• **CHALLENGE**:
Quote the whole listing exactly. Leave the pictures out of your copy.

Data entries:
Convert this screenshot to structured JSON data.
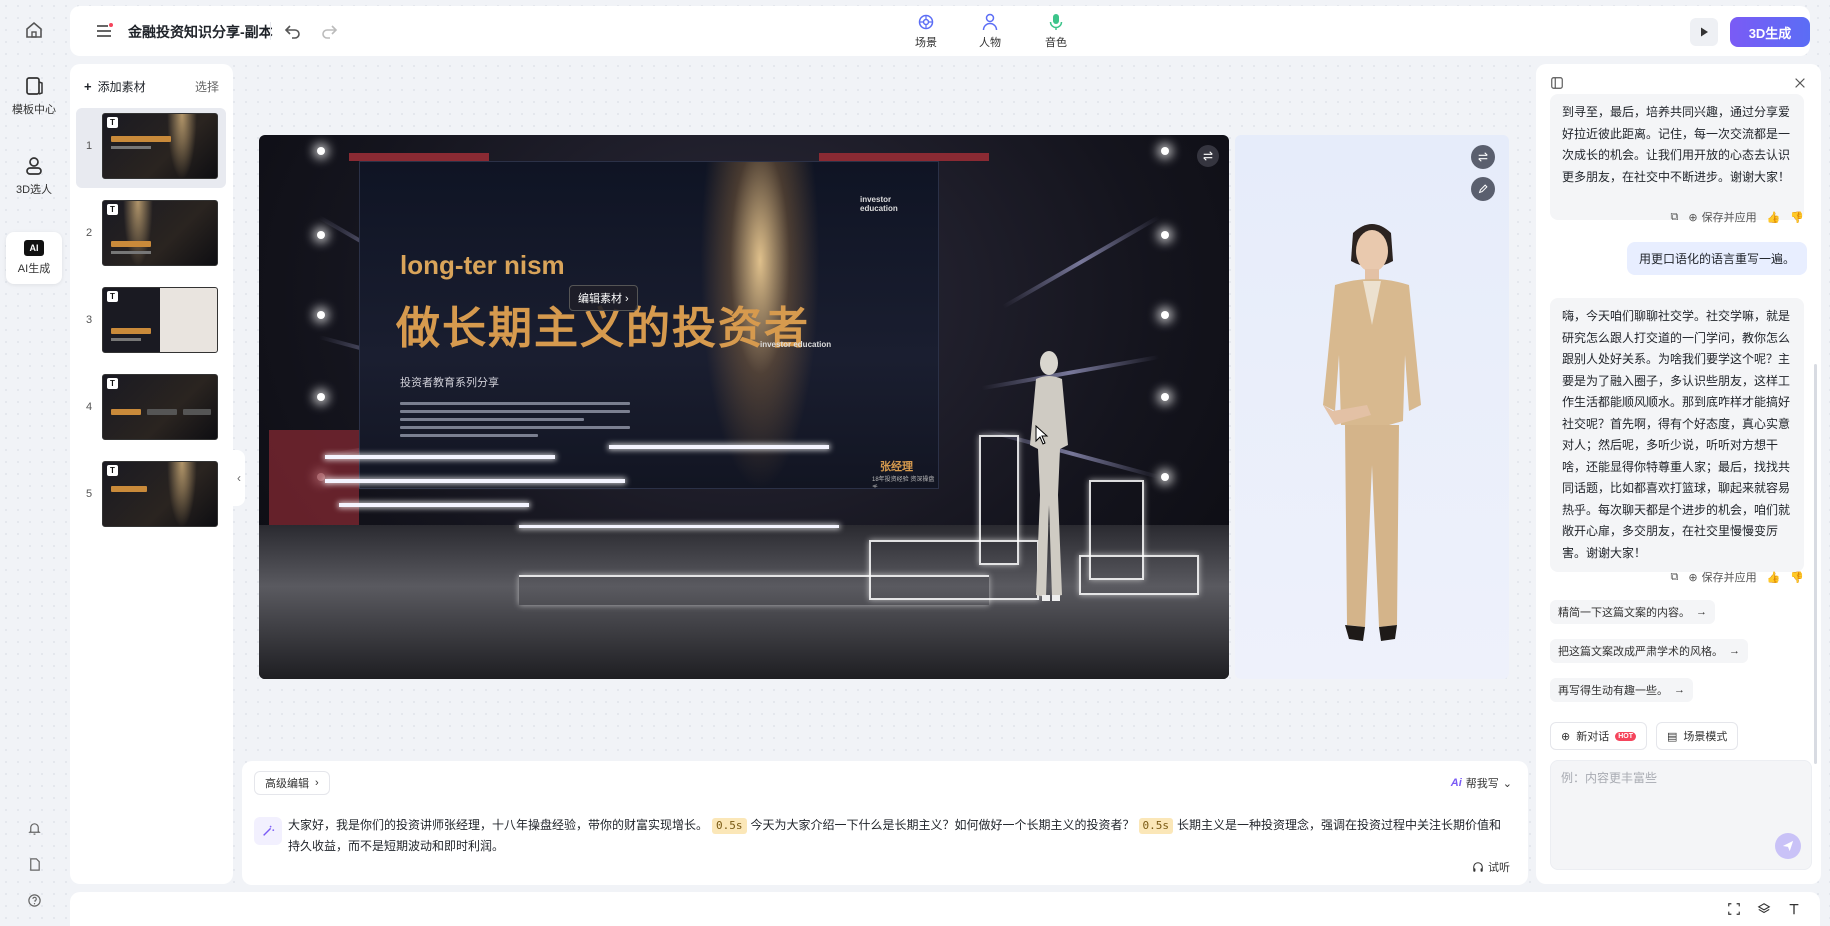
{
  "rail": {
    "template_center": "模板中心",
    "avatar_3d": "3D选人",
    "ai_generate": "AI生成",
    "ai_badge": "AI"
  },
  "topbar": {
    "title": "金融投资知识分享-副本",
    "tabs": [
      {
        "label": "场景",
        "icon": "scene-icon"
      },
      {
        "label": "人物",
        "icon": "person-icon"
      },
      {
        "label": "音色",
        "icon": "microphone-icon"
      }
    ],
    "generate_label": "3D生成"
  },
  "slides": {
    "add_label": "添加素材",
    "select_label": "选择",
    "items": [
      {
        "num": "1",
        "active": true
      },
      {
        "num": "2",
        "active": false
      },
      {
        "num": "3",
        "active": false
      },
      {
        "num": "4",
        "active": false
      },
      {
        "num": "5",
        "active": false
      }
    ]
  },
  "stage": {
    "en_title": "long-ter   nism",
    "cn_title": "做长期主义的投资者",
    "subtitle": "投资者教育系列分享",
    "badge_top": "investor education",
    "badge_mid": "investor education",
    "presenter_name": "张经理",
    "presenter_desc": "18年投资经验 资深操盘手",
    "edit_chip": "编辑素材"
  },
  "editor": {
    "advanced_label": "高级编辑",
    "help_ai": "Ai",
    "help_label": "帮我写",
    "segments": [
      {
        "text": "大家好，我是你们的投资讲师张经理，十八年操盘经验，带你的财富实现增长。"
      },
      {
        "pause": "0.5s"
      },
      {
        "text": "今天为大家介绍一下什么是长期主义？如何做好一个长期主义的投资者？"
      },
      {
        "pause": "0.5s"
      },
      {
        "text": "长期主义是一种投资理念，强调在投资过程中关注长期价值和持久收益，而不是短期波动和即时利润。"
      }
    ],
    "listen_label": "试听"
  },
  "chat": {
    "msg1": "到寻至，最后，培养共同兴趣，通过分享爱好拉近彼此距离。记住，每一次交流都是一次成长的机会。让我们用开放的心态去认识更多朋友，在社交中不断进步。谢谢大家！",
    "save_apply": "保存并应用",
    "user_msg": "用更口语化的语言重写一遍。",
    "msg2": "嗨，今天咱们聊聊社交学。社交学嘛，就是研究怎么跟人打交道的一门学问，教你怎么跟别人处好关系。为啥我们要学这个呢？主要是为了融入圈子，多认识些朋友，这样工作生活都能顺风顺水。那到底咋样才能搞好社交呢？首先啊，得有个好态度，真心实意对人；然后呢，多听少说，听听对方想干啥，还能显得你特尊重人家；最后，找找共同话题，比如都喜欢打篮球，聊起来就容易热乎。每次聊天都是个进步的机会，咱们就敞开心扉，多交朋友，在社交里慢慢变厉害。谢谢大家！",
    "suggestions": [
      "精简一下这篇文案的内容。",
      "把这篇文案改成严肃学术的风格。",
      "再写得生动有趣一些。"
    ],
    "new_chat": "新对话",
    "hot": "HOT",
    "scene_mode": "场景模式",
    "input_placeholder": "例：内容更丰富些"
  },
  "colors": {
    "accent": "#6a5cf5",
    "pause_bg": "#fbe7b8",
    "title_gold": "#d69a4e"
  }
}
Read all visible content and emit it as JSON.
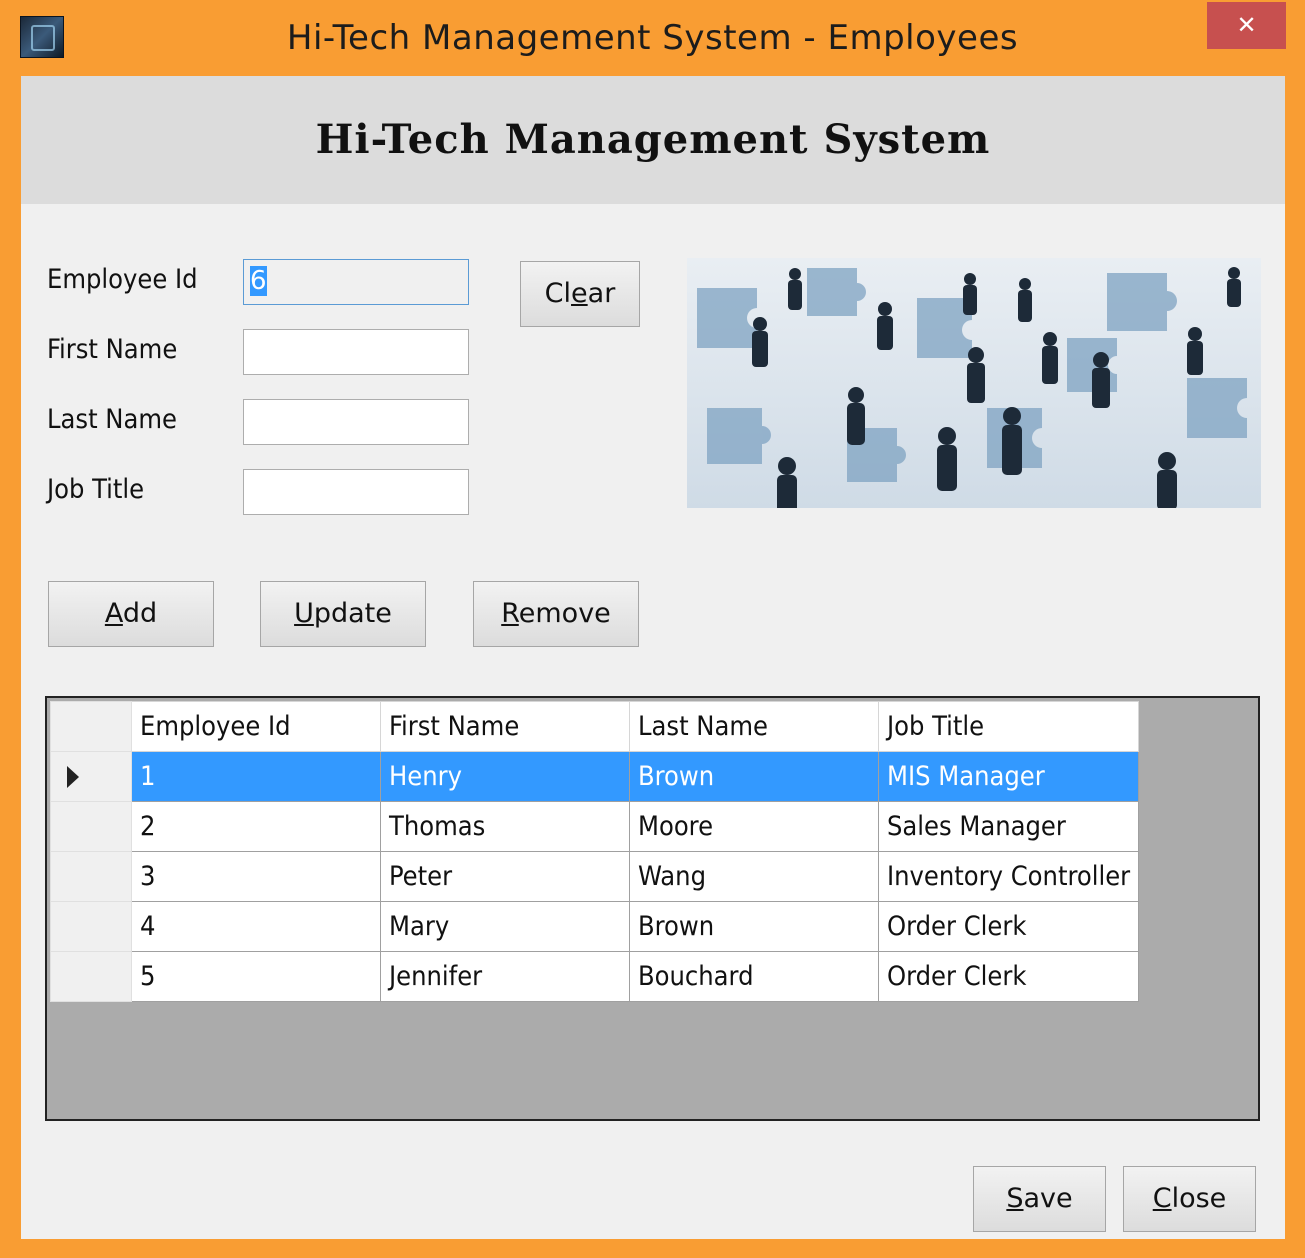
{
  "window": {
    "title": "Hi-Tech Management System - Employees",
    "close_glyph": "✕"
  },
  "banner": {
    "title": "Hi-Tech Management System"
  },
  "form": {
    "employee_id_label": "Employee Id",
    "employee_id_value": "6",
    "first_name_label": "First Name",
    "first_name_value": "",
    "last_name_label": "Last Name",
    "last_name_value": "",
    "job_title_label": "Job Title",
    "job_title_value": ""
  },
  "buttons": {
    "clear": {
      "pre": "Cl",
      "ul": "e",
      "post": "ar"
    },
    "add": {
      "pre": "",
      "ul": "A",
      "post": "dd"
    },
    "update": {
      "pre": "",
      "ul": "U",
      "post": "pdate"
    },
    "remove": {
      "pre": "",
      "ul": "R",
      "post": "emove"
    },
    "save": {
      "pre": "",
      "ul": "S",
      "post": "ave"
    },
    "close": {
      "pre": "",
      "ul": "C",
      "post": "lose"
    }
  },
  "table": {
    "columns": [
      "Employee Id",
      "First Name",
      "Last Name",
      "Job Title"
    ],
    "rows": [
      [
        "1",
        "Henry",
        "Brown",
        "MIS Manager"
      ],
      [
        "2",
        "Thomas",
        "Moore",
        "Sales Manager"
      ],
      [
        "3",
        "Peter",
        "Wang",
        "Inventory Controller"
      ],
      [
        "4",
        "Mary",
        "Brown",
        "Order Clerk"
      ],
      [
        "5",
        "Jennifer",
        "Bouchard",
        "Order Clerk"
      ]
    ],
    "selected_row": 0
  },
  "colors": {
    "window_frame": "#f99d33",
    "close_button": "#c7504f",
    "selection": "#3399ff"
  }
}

• **CORRECT OUTPUT**:
Convert this screenshot to structured JSON data.
{
  "rail": {
    "template_center": "模板中心",
    "avatar_3d": "3D选人",
    "ai_generate": "AI生成",
    "ai_badge": "AI"
  },
  "topbar": {
    "title": "金融投资知识分享-副本",
    "tabs": [
      {
        "label": "场景",
        "icon": "scene-icon"
      },
      {
        "label": "人物",
        "icon": "person-icon"
      },
      {
        "label": "音色",
        "icon": "microphone-icon"
      }
    ],
    "generate_label": "3D生成"
  },
  "slides": {
    "add_label": "添加素材",
    "select_label": "选择",
    "items": [
      {
        "num": "1",
        "active": true
      },
      {
        "num": "2",
        "active": false
      },
      {
        "num": "3",
        "active": false
      },
      {
        "num": "4",
        "active": false
      },
      {
        "num": "5",
        "active": false
      }
    ]
  },
  "stage": {
    "en_title": "long-ter   nism",
    "cn_title": "做长期主义的投资者",
    "subtitle": "投资者教育系列分享",
    "badge_top": "investor education",
    "badge_mid": "investor education",
    "presenter_name": "张经理",
    "presenter_desc": "18年投资经验 资深操盘手",
    "edit_chip": "编辑素材"
  },
  "editor": {
    "advanced_label": "高级编辑",
    "help_ai": "Ai",
    "help_label": "帮我写",
    "segments": [
      {
        "text": "大家好，我是你们的投资讲师张经理，十八年操盘经验，带你的财富实现增长。"
      },
      {
        "pause": "0.5s"
      },
      {
        "text": "今天为大家介绍一下什么是长期主义？如何做好一个长期主义的投资者？"
      },
      {
        "pause": "0.5s"
      },
      {
        "text": "长期主义是一种投资理念，强调在投资过程中关注长期价值和持久收益，而不是短期波动和即时利润。"
      }
    ],
    "listen_label": "试听"
  },
  "chat": {
    "msg1": "到寻至，最后，培养共同兴趣，通过分享爱好拉近彼此距离。记住，每一次交流都是一次成长的机会。让我们用开放的心态去认识更多朋友，在社交中不断进步。谢谢大家！",
    "save_apply": "保存并应用",
    "user_msg": "用更口语化的语言重写一遍。",
    "msg2": "嗨，今天咱们聊聊社交学。社交学嘛，就是研究怎么跟人打交道的一门学问，教你怎么跟别人处好关系。为啥我们要学这个呢？主要是为了融入圈子，多认识些朋友，这样工作生活都能顺风顺水。那到底咋样才能搞好社交呢？首先啊，得有个好态度，真心实意对人；然后呢，多听少说，听听对方想干啥，还能显得你特尊重人家；最后，找找共同话题，比如都喜欢打篮球，聊起来就容易热乎。每次聊天都是个进步的机会，咱们就敞开心扉，多交朋友，在社交里慢慢变厉害。谢谢大家！",
    "suggestions": [
      "精简一下这篇文案的内容。",
      "把这篇文案改成严肃学术的风格。",
      "再写得生动有趣一些。"
    ],
    "new_chat": "新对话",
    "hot": "HOT",
    "scene_mode": "场景模式",
    "input_placeholder": "例：内容更丰富些"
  },
  "colors": {
    "accent": "#6a5cf5",
    "pause_bg": "#fbe7b8",
    "title_gold": "#d69a4e"
  }
}
Read all visible content and emit it as JSON.
{
  "window": {
    "title": "Hi-Tech Management System - Employees",
    "close_glyph": "✕"
  },
  "banner": {
    "title": "Hi-Tech Management System"
  },
  "form": {
    "employee_id_label": "Employee Id",
    "employee_id_value": "6",
    "first_name_label": "First Name",
    "first_name_value": "",
    "last_name_label": "Last Name",
    "last_name_value": "",
    "job_title_label": "Job Title",
    "job_title_value": ""
  },
  "buttons": {
    "clear": {
      "pre": "Cl",
      "ul": "e",
      "post": "ar"
    },
    "add": {
      "pre": "",
      "ul": "A",
      "post": "dd"
    },
    "update": {
      "pre": "",
      "ul": "U",
      "post": "pdate"
    },
    "remove": {
      "pre": "",
      "ul": "R",
      "post": "emove"
    },
    "save": {
      "pre": "",
      "ul": "S",
      "post": "ave"
    },
    "close": {
      "pre": "",
      "ul": "C",
      "post": "lose"
    }
  },
  "table": {
    "columns": [
      "Employee Id",
      "First Name",
      "Last Name",
      "Job Title"
    ],
    "rows": [
      [
        "1",
        "Henry",
        "Brown",
        "MIS Manager"
      ],
      [
        "2",
        "Thomas",
        "Moore",
        "Sales Manager"
      ],
      [
        "3",
        "Peter",
        "Wang",
        "Inventory Controller"
      ],
      [
        "4",
        "Mary",
        "Brown",
        "Order Clerk"
      ],
      [
        "5",
        "Jennifer",
        "Bouchard",
        "Order Clerk"
      ]
    ],
    "selected_row": 0
  },
  "colors": {
    "window_frame": "#f99d33",
    "close_button": "#c7504f",
    "selection": "#3399ff"
  }
}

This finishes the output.